→ Extracted data:
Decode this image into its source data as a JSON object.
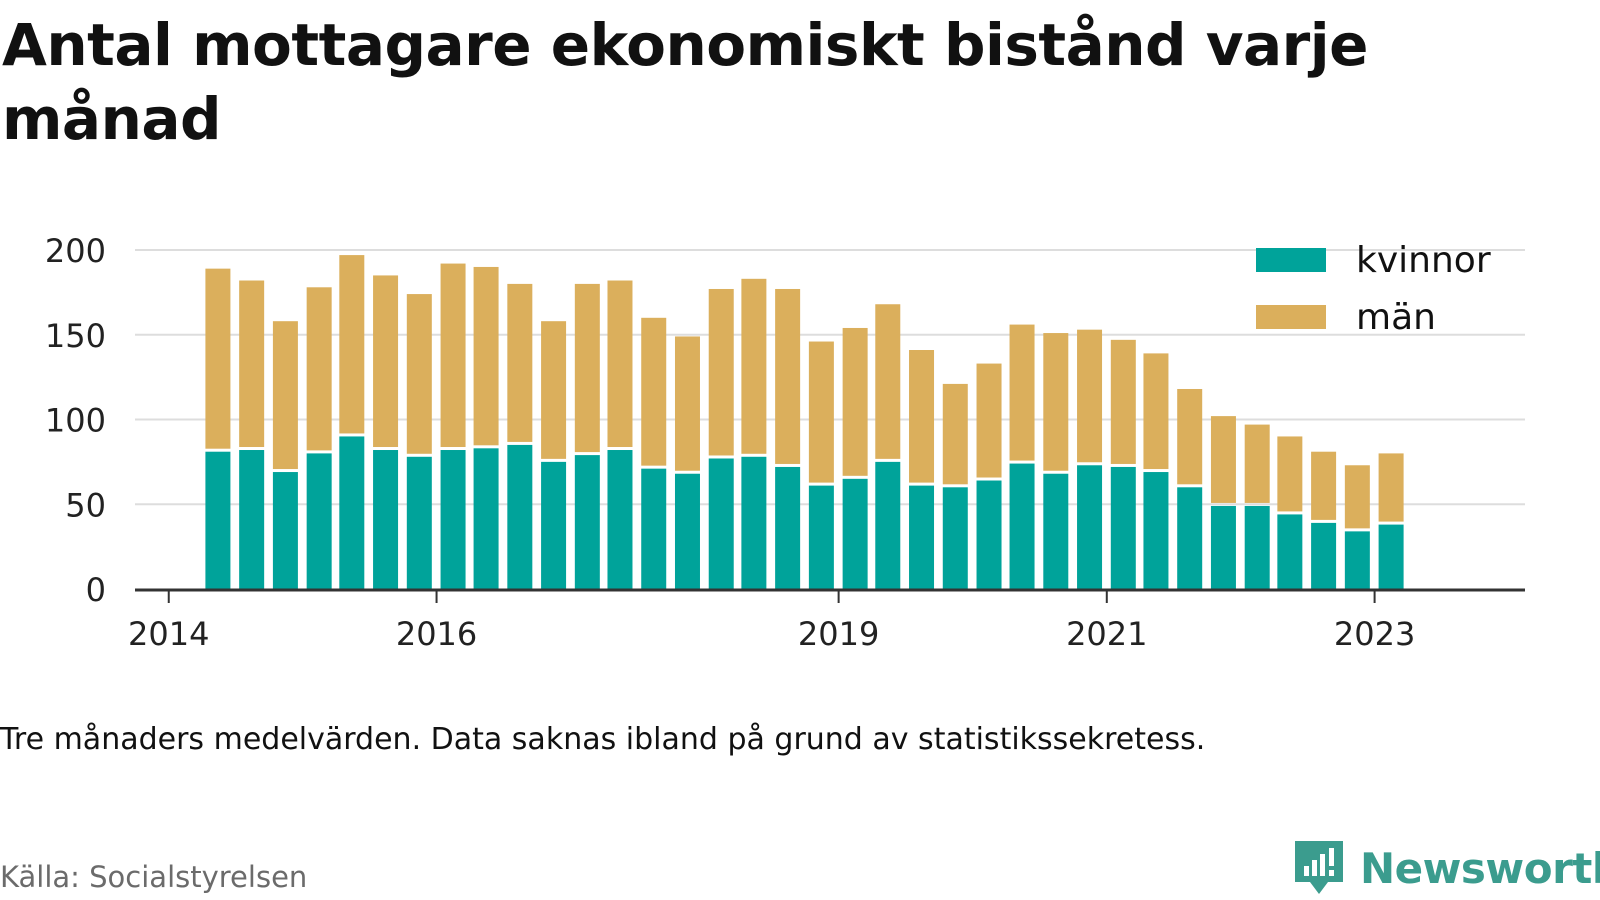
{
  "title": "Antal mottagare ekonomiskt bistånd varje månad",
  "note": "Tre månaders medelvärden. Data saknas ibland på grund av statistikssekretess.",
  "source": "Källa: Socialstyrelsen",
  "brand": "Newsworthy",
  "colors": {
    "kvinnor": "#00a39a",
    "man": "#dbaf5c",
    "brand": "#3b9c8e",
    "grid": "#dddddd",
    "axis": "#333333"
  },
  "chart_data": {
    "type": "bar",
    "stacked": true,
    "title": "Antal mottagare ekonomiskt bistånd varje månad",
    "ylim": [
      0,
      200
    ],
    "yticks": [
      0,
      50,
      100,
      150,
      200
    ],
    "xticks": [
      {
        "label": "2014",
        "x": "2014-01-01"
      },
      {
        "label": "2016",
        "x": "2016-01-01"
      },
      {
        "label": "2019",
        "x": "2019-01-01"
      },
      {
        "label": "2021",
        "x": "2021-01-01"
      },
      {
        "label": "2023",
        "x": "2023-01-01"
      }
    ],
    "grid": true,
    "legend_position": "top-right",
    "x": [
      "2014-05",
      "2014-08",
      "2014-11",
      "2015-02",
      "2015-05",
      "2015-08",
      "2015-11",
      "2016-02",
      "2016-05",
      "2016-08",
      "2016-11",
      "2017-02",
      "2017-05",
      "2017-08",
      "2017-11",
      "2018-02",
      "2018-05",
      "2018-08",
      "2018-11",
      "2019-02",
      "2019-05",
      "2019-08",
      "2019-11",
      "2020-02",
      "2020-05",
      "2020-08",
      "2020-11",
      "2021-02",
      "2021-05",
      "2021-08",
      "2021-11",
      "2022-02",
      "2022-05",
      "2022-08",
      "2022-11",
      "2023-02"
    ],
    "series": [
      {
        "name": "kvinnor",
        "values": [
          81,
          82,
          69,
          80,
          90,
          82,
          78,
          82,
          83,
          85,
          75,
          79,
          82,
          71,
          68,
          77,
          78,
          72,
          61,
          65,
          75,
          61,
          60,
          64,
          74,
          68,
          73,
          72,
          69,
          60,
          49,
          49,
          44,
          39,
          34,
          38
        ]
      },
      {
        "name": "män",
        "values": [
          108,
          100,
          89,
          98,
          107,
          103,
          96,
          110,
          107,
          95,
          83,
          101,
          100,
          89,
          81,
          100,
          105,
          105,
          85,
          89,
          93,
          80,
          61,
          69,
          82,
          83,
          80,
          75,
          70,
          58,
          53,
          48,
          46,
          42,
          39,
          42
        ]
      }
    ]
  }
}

* * *

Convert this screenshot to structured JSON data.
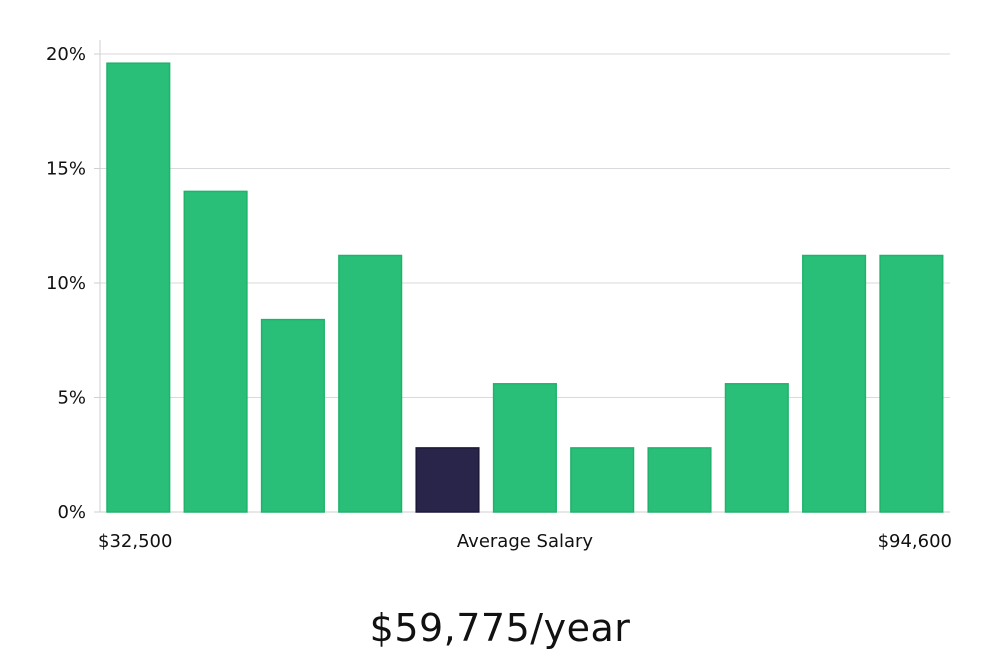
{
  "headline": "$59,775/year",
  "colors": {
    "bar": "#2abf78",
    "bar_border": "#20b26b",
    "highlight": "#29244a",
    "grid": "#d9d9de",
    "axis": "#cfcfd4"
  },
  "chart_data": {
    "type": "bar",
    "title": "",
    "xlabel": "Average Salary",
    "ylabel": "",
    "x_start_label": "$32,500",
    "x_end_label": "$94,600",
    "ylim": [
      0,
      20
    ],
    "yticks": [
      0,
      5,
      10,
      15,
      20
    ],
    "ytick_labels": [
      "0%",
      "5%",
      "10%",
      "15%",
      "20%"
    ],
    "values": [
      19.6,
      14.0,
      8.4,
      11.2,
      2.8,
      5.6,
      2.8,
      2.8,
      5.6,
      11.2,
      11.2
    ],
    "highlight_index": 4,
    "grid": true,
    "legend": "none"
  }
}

* * *

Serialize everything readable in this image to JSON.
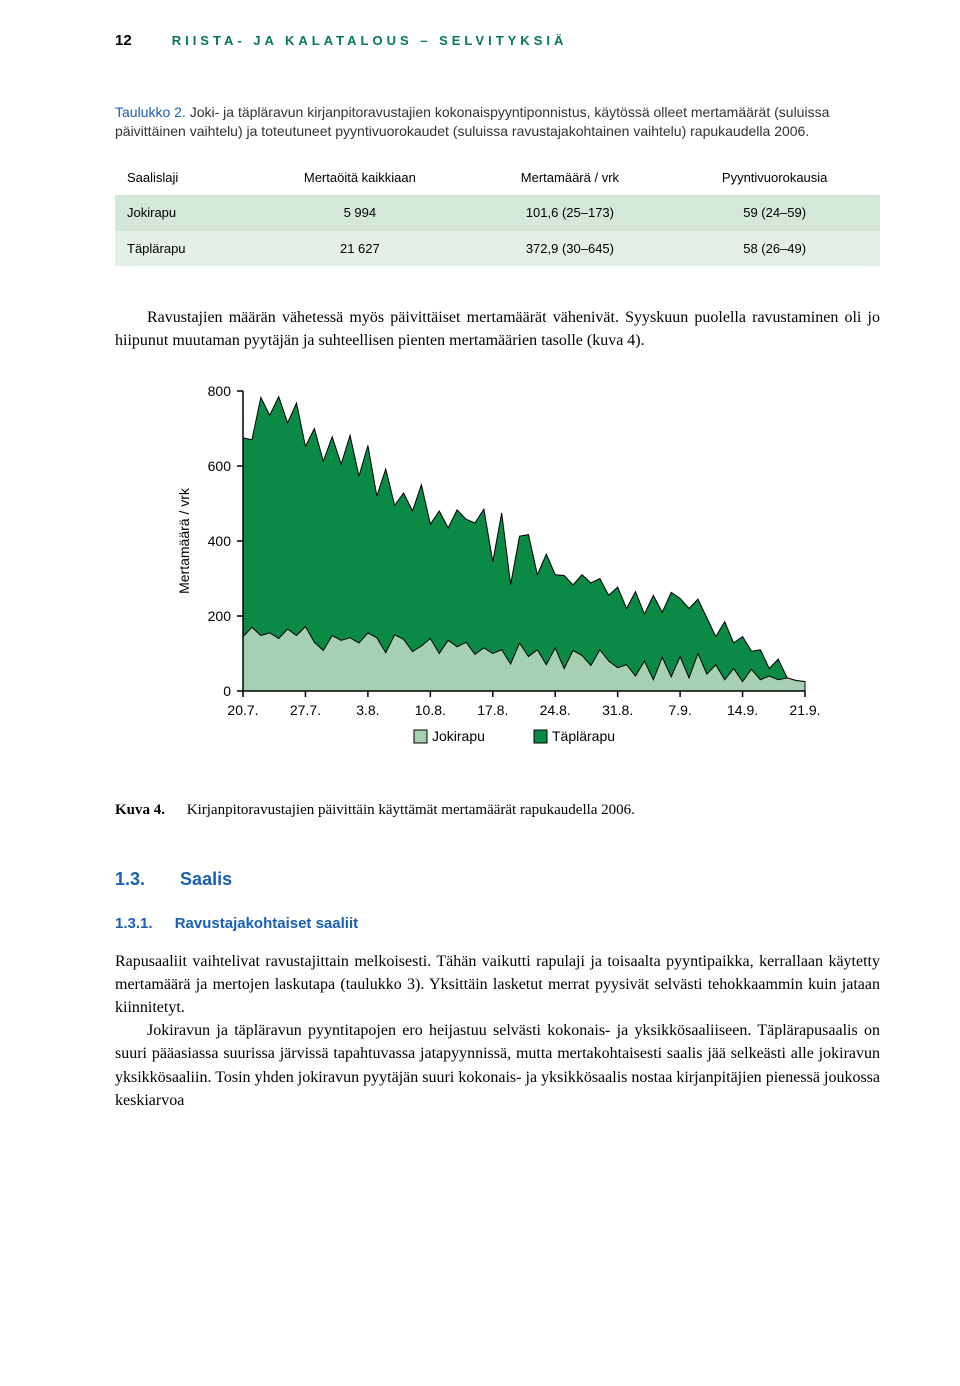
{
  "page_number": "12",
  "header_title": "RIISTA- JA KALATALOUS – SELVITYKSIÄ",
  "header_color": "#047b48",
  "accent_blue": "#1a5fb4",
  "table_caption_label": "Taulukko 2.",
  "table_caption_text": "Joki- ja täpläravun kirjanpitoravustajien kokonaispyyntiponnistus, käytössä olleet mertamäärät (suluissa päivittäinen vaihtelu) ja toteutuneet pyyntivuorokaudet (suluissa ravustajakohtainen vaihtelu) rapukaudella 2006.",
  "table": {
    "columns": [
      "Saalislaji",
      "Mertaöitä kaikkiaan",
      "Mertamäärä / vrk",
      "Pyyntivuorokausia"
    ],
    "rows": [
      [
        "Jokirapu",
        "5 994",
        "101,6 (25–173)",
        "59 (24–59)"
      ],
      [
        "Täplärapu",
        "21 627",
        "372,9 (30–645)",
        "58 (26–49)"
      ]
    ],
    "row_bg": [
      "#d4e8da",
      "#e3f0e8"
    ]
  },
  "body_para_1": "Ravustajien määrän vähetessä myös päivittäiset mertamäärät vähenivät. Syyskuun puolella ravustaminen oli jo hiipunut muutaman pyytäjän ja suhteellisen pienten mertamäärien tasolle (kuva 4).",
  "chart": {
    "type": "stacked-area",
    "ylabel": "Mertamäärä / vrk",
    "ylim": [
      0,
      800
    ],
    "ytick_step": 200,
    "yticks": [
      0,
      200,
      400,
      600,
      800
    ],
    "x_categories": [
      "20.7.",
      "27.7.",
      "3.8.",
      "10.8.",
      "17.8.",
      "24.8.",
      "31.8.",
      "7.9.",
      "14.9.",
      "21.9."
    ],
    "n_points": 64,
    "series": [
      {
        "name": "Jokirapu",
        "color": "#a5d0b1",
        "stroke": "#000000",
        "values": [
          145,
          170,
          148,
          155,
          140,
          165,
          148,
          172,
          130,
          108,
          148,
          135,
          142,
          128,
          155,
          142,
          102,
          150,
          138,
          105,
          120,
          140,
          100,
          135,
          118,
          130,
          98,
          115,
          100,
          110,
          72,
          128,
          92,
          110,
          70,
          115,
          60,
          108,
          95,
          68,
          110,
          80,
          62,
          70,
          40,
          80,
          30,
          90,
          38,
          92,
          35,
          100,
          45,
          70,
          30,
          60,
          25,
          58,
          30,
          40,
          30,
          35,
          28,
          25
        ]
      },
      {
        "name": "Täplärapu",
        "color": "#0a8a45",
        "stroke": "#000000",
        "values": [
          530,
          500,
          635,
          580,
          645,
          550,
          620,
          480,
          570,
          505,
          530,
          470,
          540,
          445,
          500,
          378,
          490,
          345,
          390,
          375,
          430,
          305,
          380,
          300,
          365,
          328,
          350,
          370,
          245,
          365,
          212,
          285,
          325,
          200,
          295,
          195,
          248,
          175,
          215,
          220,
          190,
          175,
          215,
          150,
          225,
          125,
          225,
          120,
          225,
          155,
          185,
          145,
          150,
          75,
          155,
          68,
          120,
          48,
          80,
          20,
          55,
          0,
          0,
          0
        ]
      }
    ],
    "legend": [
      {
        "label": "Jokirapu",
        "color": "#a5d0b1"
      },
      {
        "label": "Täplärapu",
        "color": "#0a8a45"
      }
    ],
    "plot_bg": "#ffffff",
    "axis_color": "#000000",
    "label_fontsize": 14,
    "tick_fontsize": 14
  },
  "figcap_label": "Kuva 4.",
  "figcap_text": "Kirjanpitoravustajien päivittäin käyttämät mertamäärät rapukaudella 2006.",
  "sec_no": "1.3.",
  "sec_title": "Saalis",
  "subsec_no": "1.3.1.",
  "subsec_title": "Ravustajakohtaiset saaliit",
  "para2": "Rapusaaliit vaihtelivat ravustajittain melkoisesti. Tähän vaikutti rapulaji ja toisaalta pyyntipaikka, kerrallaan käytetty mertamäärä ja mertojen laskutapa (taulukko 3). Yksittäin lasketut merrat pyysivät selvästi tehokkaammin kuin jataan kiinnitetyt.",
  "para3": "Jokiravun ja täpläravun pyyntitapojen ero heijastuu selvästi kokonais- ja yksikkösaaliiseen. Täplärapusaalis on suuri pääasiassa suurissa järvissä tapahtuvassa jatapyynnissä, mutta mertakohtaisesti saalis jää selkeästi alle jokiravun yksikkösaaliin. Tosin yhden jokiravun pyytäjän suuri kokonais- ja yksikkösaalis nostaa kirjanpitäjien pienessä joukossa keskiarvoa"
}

→ Instruction:
Find all the lines containing "bistånd" in the material, then copy them.

→ Solution for this problem:
  "title": "Antal mottagare ekonomiskt bistånd varje månad",
    "title": "Antal mottagare ekonomiskt bistånd varje månad",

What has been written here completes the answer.